(Records excerpted from a collection)

+++++

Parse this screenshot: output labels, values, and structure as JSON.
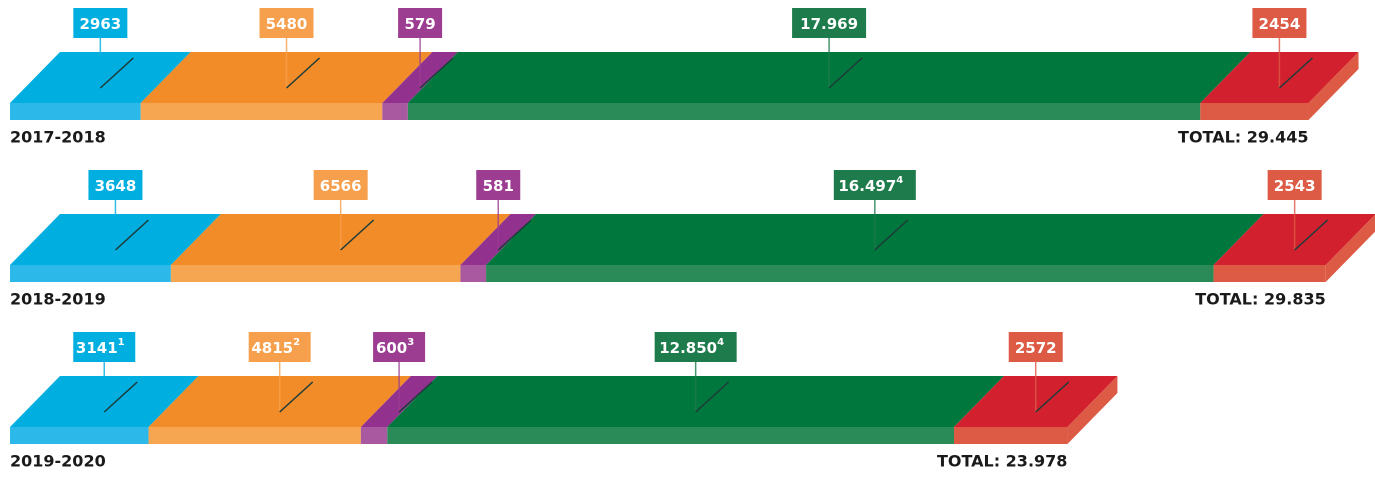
{
  "chart_data": {
    "type": "bar",
    "orientation": "horizontal",
    "stacked": true,
    "three_d": true,
    "categories": [
      "2017-2018",
      "2018-2019",
      "2019-2020"
    ],
    "total_labels": [
      "TOTAL: 29.445",
      "TOTAL: 29.835",
      "TOTAL: 23.978"
    ],
    "series": [
      {
        "color": "#00aee0",
        "front_color": "#2cb9e9",
        "box_color": "#00aee0",
        "values": [
          2963,
          3648,
          3141
        ],
        "value_labels": [
          "2963",
          "3648",
          "3141"
        ],
        "footnotes": [
          null,
          null,
          "1"
        ]
      },
      {
        "color": "#f28c28",
        "front_color": "#f6a650",
        "box_color": "#f6a04d",
        "values": [
          5480,
          6566,
          4815
        ],
        "value_labels": [
          "5480",
          "6566",
          "4815"
        ],
        "footnotes": [
          null,
          null,
          "2"
        ]
      },
      {
        "color": "#93328e",
        "front_color": "#a9599f",
        "box_color": "#9c3d92",
        "values": [
          579,
          581,
          600
        ],
        "value_labels": [
          "579",
          "581",
          "600"
        ],
        "footnotes": [
          null,
          null,
          "3"
        ]
      },
      {
        "color": "#00773c",
        "front_color": "#2a8b58",
        "box_color": "#1e7b4b",
        "values": [
          17969,
          16497,
          12850
        ],
        "value_labels": [
          "17.969",
          "16.497",
          "12.850"
        ],
        "footnotes": [
          null,
          "4",
          "4"
        ]
      },
      {
        "color": "#d2202f",
        "front_color": "#dd5a45",
        "box_color": "#dd5a45",
        "values": [
          2454,
          2543,
          2572
        ],
        "value_labels": [
          "2454",
          "2543",
          "2572"
        ],
        "footnotes": [
          null,
          null,
          null
        ]
      }
    ]
  }
}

+++++

WHAT IS ASKED → The data above needs to be retyped exactly, with the images left out.

THE RESPONSE →
Parse this screenshot: output labels, values, and structure as JSON.
{
  "chart_data": {
    "type": "bar",
    "orientation": "horizontal",
    "stacked": true,
    "three_d": true,
    "categories": [
      "2017-2018",
      "2018-2019",
      "2019-2020"
    ],
    "total_labels": [
      "TOTAL: 29.445",
      "TOTAL: 29.835",
      "TOTAL: 23.978"
    ],
    "series": [
      {
        "color": "#00aee0",
        "front_color": "#2cb9e9",
        "box_color": "#00aee0",
        "values": [
          2963,
          3648,
          3141
        ],
        "value_labels": [
          "2963",
          "3648",
          "3141"
        ],
        "footnotes": [
          null,
          null,
          "1"
        ]
      },
      {
        "color": "#f28c28",
        "front_color": "#f6a650",
        "box_color": "#f6a04d",
        "values": [
          5480,
          6566,
          4815
        ],
        "value_labels": [
          "5480",
          "6566",
          "4815"
        ],
        "footnotes": [
          null,
          null,
          "2"
        ]
      },
      {
        "color": "#93328e",
        "front_color": "#a9599f",
        "box_color": "#9c3d92",
        "values": [
          579,
          581,
          600
        ],
        "value_labels": [
          "579",
          "581",
          "600"
        ],
        "footnotes": [
          null,
          null,
          "3"
        ]
      },
      {
        "color": "#00773c",
        "front_color": "#2a8b58",
        "box_color": "#1e7b4b",
        "values": [
          17969,
          16497,
          12850
        ],
        "value_labels": [
          "17.969",
          "16.497",
          "12.850"
        ],
        "footnotes": [
          null,
          "4",
          "4"
        ]
      },
      {
        "color": "#d2202f",
        "front_color": "#dd5a45",
        "box_color": "#dd5a45",
        "values": [
          2454,
          2543,
          2572
        ],
        "value_labels": [
          "2454",
          "2543",
          "2572"
        ],
        "footnotes": [
          null,
          null,
          null
        ]
      }
    ]
  }
}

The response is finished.